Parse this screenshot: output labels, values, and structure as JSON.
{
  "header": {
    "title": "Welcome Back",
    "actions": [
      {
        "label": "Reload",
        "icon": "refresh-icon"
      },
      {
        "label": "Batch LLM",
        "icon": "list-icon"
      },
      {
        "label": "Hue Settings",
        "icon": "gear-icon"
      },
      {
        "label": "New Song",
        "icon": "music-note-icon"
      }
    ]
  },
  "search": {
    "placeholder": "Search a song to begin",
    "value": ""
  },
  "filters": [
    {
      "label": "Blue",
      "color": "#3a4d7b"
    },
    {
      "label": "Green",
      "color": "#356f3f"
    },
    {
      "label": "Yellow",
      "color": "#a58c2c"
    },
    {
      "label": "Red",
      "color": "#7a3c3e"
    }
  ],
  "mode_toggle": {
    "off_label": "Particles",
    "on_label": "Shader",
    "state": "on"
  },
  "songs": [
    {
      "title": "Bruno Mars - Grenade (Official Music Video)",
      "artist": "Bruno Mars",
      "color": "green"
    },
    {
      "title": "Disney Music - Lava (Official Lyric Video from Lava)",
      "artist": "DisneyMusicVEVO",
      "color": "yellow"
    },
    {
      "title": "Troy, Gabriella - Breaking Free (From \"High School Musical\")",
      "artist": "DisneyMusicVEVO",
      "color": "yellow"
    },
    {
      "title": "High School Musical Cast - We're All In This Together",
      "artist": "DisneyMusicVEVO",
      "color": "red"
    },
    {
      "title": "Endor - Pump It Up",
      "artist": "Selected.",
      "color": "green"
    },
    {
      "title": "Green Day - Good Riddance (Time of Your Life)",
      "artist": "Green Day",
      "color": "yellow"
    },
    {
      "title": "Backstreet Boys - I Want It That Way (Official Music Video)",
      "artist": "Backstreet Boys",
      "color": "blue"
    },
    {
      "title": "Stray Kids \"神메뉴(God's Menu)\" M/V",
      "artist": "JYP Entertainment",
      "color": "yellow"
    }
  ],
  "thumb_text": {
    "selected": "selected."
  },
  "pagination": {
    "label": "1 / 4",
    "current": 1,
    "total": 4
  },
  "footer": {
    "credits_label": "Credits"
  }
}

○ ○ ○ ○

_What you should do_
Collect the lines of the records that include the string "artist".

_Finished task_
      "artist": "Bruno Mars",
      "artist": "DisneyMusicVEVO",
      "artist": "DisneyMusicVEVO",
      "artist": "DisneyMusicVEVO",
      "artist": "Selected.",
      "artist": "Green Day",
      "artist": "Backstreet Boys",
      "artist": "JYP Entertainment",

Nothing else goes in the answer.